--- START ---

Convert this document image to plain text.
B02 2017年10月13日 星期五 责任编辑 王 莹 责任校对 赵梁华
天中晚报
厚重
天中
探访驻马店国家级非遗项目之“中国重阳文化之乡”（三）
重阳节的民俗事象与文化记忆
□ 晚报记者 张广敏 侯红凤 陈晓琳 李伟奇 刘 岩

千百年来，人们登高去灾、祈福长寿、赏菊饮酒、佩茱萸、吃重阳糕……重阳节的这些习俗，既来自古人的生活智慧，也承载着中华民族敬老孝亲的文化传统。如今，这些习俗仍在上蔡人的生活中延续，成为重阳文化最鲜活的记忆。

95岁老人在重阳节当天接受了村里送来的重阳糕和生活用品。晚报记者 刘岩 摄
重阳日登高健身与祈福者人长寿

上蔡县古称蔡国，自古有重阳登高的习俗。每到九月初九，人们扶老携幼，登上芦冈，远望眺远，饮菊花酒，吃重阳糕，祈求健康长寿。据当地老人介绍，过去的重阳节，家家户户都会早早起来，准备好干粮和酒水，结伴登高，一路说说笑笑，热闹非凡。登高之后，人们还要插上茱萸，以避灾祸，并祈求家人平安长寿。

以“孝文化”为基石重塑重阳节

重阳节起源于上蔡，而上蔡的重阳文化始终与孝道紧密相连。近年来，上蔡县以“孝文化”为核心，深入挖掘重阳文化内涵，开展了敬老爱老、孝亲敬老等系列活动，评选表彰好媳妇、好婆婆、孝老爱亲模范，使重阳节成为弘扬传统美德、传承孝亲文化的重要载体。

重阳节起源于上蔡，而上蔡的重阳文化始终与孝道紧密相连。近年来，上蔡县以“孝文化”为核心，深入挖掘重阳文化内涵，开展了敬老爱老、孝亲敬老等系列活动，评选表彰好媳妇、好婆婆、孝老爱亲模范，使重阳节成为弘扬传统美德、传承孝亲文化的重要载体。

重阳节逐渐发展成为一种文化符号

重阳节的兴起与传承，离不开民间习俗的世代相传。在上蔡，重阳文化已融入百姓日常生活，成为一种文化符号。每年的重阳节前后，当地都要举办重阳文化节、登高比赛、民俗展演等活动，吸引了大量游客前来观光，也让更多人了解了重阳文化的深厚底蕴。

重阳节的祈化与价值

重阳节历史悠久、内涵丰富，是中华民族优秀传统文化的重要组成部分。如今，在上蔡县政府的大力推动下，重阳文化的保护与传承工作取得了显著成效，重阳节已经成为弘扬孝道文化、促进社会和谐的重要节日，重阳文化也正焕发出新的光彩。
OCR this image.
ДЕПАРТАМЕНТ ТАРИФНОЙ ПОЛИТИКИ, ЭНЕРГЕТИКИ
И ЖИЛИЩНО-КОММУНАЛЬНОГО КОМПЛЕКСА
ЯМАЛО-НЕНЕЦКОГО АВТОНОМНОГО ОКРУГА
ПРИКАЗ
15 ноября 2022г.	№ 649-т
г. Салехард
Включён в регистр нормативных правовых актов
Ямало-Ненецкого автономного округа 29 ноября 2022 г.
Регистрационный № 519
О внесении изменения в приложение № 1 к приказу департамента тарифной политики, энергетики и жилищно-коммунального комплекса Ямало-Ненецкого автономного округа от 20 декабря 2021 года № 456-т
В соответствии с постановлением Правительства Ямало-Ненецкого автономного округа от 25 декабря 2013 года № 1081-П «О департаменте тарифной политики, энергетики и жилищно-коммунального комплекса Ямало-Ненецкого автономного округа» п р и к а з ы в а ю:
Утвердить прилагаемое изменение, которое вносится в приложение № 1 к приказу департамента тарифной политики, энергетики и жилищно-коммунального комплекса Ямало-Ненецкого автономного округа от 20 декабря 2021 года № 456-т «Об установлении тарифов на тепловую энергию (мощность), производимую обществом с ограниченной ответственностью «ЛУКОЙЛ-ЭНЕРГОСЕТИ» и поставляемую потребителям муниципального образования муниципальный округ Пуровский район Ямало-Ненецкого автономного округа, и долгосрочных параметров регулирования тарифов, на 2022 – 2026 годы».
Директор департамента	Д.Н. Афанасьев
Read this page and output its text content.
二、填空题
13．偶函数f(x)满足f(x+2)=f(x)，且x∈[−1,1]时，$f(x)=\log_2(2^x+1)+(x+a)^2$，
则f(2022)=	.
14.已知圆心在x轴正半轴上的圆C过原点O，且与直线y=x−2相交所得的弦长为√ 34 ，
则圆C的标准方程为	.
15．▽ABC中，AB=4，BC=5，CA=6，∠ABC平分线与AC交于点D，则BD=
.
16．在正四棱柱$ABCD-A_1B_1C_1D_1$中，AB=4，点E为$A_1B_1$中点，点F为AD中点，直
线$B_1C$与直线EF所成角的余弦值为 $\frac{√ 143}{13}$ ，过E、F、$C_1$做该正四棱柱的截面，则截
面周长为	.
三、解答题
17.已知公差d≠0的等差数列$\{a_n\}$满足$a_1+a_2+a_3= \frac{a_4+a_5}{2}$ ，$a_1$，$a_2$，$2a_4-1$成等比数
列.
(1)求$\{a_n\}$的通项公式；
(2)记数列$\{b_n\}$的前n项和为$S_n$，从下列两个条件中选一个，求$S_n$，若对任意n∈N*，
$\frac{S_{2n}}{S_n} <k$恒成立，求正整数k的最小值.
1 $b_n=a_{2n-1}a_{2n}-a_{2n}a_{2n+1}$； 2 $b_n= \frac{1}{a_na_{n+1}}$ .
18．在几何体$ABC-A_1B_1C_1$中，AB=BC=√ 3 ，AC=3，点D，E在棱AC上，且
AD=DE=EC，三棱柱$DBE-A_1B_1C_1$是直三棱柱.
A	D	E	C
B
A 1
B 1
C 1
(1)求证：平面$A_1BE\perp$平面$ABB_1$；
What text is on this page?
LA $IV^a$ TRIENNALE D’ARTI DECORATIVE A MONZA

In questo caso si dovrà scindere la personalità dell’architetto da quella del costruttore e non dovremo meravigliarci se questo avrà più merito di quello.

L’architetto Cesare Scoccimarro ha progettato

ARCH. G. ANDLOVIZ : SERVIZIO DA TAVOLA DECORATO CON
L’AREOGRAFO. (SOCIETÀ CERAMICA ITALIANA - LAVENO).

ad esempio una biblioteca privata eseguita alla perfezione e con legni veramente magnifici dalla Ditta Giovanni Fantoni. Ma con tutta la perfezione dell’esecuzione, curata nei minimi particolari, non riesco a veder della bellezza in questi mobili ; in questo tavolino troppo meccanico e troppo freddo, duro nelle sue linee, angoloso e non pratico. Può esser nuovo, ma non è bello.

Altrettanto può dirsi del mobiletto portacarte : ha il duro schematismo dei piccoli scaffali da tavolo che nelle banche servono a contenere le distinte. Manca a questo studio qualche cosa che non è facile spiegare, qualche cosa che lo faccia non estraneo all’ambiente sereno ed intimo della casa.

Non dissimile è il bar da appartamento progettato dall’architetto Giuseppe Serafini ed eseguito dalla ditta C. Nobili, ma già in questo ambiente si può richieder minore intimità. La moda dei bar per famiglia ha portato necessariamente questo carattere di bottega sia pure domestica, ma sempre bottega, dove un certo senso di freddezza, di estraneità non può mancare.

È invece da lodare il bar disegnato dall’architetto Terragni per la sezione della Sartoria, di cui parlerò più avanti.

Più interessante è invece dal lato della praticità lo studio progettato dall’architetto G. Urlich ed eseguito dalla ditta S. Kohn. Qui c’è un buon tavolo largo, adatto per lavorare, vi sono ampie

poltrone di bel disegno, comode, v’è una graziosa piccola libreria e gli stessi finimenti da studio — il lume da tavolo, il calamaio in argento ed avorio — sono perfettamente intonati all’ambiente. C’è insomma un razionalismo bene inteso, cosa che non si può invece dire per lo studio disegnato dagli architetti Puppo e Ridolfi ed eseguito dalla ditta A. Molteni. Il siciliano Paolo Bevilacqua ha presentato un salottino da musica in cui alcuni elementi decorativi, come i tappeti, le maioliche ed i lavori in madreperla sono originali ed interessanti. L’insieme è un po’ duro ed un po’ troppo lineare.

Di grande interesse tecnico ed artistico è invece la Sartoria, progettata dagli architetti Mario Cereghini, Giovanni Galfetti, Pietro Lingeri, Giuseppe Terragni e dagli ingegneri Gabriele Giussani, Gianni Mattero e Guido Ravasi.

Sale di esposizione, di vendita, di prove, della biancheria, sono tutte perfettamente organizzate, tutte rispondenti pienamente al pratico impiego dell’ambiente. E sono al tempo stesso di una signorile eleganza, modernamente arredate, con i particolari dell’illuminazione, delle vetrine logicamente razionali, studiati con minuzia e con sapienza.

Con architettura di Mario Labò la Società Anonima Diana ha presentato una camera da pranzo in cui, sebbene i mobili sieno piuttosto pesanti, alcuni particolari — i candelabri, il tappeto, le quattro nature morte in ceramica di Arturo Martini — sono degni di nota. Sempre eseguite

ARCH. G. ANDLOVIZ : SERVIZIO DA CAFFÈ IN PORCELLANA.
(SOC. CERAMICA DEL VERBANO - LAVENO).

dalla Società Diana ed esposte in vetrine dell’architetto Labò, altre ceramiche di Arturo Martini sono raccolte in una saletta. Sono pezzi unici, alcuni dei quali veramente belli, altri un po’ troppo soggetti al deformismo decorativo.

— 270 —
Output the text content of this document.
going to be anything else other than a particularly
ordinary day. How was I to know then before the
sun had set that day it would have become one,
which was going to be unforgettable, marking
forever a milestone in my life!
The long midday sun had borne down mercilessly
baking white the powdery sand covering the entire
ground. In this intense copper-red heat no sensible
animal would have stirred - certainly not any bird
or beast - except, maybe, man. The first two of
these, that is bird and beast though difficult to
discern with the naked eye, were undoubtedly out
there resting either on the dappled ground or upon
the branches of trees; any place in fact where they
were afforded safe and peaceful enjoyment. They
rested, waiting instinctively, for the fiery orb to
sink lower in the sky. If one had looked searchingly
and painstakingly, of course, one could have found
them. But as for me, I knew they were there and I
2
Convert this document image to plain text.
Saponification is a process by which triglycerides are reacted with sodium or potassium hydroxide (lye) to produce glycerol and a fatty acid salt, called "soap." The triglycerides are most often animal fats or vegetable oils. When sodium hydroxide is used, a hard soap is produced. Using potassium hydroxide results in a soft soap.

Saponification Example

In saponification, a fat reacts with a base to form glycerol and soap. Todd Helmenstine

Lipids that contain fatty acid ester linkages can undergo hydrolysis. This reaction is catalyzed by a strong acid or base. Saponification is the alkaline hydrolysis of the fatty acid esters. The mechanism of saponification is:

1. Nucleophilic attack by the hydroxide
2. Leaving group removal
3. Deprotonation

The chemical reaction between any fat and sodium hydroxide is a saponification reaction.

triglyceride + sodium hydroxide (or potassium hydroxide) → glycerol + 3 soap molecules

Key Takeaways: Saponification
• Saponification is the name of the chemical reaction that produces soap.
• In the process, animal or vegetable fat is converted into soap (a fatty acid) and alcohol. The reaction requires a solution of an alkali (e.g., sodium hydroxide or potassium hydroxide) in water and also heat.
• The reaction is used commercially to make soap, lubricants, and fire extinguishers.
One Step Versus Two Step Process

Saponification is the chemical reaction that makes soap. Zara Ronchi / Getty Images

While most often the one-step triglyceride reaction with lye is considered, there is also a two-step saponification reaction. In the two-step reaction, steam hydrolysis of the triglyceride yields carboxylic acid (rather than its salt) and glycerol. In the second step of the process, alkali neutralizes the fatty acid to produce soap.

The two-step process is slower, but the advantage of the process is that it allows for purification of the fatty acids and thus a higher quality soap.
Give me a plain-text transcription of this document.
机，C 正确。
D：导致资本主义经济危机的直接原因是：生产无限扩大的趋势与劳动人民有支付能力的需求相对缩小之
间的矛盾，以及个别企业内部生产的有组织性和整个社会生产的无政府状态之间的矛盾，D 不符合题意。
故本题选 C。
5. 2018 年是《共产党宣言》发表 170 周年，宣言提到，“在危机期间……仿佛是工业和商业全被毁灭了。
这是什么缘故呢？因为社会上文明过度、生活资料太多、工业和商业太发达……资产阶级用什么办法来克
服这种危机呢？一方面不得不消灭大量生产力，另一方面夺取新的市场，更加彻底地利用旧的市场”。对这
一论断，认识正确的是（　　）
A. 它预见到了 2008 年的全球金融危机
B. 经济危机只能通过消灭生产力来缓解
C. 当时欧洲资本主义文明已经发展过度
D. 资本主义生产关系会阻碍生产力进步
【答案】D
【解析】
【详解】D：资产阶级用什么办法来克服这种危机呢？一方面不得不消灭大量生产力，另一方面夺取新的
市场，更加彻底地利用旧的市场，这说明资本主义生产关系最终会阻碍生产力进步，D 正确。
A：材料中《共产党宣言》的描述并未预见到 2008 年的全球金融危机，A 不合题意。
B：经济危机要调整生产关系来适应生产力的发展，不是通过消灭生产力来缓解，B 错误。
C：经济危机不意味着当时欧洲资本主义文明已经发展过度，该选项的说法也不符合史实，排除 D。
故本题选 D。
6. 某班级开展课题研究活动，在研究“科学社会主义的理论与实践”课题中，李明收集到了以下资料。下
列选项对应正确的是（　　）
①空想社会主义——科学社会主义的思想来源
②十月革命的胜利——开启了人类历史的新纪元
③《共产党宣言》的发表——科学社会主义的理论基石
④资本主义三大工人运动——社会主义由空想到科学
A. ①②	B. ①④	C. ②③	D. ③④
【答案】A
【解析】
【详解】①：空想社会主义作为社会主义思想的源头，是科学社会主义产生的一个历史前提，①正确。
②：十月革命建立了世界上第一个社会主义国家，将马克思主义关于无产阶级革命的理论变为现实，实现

--- END ---

§ Stated goal: Using the material above, report each line where "text" occurs.

§ Exercise result:
Convert this document image to plain text.
Read this page and output its text content.
What text is on this page?
Output the text content of this document.
Convert this document image to plain text.
Give me a plain-text transcription of this document.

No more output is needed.